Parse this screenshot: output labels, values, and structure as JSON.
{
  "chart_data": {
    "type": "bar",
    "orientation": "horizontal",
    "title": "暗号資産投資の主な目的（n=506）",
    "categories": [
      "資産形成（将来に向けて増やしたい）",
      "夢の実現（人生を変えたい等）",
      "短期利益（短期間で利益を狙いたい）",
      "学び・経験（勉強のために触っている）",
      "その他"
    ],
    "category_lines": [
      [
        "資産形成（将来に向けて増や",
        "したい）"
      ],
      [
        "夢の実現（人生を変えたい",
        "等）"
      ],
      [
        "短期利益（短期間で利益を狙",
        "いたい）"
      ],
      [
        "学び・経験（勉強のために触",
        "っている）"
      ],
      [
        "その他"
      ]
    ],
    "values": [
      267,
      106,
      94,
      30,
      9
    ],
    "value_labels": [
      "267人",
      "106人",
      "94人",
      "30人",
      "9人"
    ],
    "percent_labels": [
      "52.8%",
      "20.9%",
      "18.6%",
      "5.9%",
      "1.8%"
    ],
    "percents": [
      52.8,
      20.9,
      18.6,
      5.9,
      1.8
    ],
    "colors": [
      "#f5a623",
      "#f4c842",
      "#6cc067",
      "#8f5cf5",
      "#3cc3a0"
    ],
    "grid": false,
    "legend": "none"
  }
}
━━━━━━━━━━
**Task details:** Send back all of the entries exactly, with nothing missing.

**Answer in full:**
Parse this screenshot: output labels, values, and structure as JSON.
{
  "chart_data": {
    "type": "bar",
    "orientation": "horizontal",
    "title": "暗号資産投資の主な目的（n=506）",
    "categories": [
      "資産形成（将来に向けて増やしたい）",
      "夢の実現（人生を変えたい等）",
      "短期利益（短期間で利益を狙いたい）",
      "学び・経験（勉強のために触っている）",
      "その他"
    ],
    "category_lines": [
      [
        "資産形成（将来に向けて増や",
        "したい）"
      ],
      [
        "夢の実現（人生を変えたい",
        "等）"
      ],
      [
        "短期利益（短期間で利益を狙",
        "いたい）"
      ],
      [
        "学び・経験（勉強のために触",
        "っている）"
      ],
      [
        "その他"
      ]
    ],
    "values": [
      267,
      106,
      94,
      30,
      9
    ],
    "value_labels": [
      "267人",
      "106人",
      "94人",
      "30人",
      "9人"
    ],
    "percent_labels": [
      "52.8%",
      "20.9%",
      "18.6%",
      "5.9%",
      "1.8%"
    ],
    "percents": [
      52.8,
      20.9,
      18.6,
      5.9,
      1.8
    ],
    "colors": [
      "#f5a623",
      "#f4c842",
      "#6cc067",
      "#8f5cf5",
      "#3cc3a0"
    ],
    "grid": false,
    "legend": "none"
  }
}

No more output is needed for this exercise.